(Document page text data)
#####

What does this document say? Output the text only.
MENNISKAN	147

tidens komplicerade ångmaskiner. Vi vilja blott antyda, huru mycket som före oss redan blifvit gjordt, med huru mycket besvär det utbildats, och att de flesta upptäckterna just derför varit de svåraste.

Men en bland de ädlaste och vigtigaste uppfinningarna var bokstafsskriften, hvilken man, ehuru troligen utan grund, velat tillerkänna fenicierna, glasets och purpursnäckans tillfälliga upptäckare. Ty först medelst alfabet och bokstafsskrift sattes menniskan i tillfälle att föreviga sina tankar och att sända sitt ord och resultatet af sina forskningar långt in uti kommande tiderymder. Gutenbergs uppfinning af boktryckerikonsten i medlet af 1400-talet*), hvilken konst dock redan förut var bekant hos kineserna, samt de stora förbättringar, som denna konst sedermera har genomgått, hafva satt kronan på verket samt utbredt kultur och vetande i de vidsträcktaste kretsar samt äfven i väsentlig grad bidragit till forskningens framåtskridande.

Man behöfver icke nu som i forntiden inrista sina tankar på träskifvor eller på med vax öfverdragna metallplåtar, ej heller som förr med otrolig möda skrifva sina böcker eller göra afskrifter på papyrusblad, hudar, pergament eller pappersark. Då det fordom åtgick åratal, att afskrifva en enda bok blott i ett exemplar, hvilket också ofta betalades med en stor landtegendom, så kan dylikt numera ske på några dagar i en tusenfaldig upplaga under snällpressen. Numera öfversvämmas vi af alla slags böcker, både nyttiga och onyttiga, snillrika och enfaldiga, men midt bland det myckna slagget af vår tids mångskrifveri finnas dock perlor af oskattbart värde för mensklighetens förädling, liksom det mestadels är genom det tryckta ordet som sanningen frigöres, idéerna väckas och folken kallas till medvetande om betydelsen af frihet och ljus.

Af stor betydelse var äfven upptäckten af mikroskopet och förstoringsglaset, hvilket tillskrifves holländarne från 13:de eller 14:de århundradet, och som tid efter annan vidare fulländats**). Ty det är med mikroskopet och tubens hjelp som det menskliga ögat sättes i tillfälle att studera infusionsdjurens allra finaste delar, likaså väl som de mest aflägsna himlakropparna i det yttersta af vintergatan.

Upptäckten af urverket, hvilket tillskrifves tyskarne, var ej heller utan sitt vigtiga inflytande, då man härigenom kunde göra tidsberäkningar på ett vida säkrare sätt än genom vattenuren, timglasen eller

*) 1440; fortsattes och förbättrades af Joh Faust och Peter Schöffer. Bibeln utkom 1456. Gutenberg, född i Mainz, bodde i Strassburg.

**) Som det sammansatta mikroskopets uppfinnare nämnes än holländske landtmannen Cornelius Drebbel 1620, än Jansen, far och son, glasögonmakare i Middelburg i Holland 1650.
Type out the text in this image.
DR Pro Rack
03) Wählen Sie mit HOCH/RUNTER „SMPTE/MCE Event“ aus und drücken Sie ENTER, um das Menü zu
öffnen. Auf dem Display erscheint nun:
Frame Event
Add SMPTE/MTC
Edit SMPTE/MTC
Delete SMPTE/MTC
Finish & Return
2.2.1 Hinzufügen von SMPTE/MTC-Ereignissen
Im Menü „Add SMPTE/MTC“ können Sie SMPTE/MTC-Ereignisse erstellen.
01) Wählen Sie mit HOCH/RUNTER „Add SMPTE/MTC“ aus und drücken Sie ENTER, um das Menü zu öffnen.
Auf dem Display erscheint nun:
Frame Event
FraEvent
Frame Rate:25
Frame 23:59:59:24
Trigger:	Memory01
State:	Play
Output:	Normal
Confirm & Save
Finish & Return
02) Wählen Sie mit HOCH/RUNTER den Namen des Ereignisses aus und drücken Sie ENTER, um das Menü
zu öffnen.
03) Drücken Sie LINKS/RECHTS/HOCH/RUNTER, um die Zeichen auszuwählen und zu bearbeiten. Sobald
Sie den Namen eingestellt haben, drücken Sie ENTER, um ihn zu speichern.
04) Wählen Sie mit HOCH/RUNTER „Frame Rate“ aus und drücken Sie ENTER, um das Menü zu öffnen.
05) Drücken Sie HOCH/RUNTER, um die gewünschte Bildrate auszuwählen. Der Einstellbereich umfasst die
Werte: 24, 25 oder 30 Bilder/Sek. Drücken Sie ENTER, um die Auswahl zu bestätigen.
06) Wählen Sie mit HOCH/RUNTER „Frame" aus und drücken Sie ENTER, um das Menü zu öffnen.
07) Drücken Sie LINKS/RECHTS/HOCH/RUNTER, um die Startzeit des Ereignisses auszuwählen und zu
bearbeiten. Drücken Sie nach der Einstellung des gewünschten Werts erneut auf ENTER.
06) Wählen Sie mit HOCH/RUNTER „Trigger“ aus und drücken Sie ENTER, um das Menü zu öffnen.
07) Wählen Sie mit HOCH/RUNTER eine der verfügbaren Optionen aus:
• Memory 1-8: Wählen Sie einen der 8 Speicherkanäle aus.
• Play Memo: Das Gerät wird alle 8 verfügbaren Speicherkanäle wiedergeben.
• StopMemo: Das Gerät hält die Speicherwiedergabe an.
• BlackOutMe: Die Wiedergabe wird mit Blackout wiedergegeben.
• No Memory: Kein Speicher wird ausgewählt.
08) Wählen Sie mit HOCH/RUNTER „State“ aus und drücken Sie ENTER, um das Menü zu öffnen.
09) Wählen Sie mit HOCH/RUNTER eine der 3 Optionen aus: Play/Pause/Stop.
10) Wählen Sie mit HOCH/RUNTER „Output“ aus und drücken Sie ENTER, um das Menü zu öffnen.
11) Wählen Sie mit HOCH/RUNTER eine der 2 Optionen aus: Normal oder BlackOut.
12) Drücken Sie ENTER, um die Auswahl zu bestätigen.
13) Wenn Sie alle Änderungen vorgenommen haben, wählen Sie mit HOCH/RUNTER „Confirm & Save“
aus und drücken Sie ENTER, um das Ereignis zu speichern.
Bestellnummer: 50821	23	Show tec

#####

#### [How to complete this task]
Return a copy of every line in the records that includes the string "oder".

#### [Reply to the task]
Werte: 24, 25 oder 30 Bilder/Sek. Drücken Sie ENTER, um die Auswahl zu bestätigen.
11) Wählen Sie mit HOCH/RUNTER eine der 2 Optionen aus: Normal oder BlackOut.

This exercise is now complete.